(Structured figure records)
= = = = =
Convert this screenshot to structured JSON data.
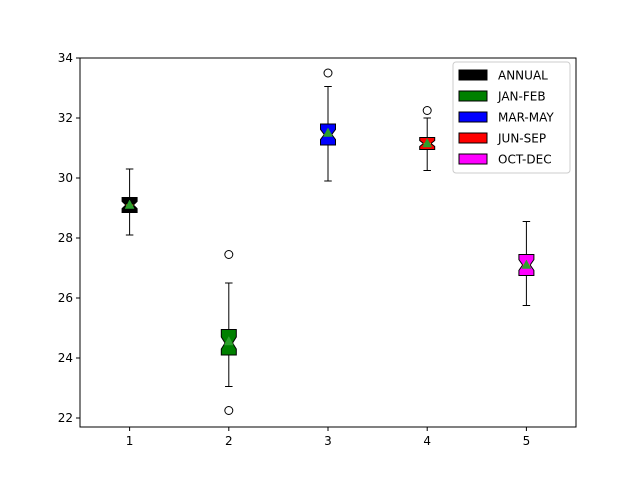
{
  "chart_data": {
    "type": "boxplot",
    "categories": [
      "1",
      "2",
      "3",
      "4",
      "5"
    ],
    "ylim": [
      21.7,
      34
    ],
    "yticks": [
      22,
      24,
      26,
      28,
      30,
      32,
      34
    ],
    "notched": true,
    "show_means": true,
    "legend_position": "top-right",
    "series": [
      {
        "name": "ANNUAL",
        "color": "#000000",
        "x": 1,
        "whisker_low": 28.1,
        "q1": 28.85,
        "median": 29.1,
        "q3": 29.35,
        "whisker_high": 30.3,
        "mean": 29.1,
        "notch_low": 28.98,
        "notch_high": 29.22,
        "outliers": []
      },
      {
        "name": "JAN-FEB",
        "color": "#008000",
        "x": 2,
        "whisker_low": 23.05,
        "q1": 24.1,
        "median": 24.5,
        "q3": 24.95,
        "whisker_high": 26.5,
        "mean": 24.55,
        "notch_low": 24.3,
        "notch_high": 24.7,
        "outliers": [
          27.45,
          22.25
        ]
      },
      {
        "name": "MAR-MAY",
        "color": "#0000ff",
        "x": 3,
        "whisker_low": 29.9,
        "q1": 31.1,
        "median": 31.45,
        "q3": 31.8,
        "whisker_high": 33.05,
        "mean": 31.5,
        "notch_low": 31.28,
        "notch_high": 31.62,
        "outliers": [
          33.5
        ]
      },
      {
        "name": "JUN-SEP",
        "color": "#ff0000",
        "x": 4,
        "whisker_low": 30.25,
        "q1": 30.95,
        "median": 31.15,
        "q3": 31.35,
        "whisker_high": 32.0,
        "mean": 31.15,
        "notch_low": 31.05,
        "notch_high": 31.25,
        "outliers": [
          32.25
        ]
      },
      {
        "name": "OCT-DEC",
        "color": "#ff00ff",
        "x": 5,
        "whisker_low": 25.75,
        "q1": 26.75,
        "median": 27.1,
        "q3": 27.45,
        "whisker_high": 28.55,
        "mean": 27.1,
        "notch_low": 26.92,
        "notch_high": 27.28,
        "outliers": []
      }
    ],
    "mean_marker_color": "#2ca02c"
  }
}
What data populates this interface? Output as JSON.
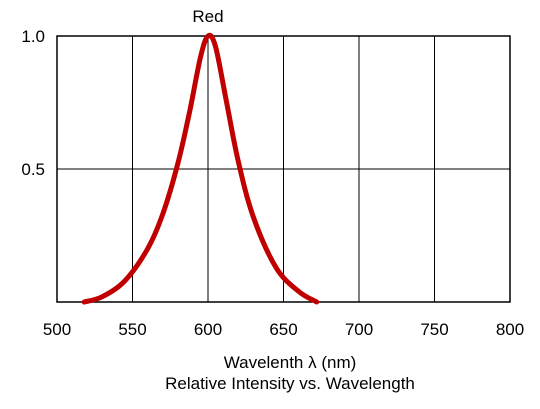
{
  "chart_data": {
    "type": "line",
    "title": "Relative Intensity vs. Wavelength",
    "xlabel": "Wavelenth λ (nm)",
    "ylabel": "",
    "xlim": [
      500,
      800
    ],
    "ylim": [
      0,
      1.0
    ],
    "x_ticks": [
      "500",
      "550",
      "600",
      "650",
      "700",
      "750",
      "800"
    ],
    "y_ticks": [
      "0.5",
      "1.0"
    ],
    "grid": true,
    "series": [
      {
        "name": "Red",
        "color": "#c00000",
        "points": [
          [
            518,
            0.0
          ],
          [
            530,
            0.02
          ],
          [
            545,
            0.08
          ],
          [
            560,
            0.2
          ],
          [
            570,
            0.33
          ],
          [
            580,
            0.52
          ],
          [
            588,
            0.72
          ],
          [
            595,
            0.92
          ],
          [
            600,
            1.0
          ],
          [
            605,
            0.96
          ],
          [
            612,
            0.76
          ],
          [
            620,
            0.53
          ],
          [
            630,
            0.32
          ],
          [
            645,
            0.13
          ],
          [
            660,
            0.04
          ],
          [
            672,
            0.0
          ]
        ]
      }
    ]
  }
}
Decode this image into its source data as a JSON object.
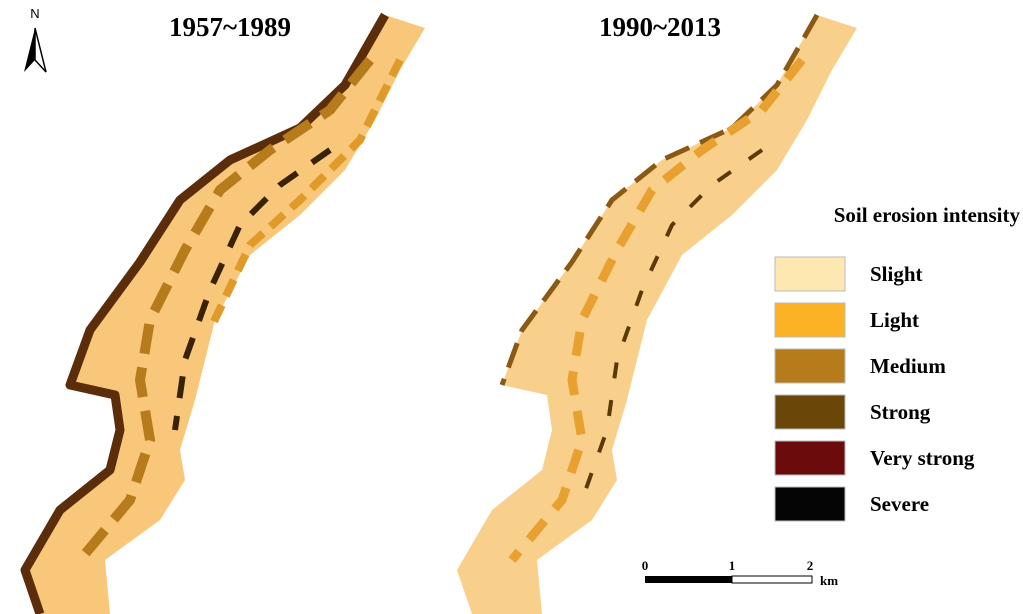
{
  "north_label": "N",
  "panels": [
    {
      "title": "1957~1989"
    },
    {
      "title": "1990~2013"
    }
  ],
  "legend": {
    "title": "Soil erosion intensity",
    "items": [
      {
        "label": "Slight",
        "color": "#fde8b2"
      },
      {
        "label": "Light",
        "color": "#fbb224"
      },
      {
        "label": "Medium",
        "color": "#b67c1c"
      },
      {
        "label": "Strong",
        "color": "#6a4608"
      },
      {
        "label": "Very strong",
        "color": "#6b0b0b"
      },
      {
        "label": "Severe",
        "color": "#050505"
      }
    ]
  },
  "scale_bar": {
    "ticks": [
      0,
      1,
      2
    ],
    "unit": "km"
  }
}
= = = = =
Where a line above contains the word "JSON", copy that line.

Convert this screenshot to structured JSON data.
What data populates this interface? Output as JSON.
Decode this image into its source data as a JSON object.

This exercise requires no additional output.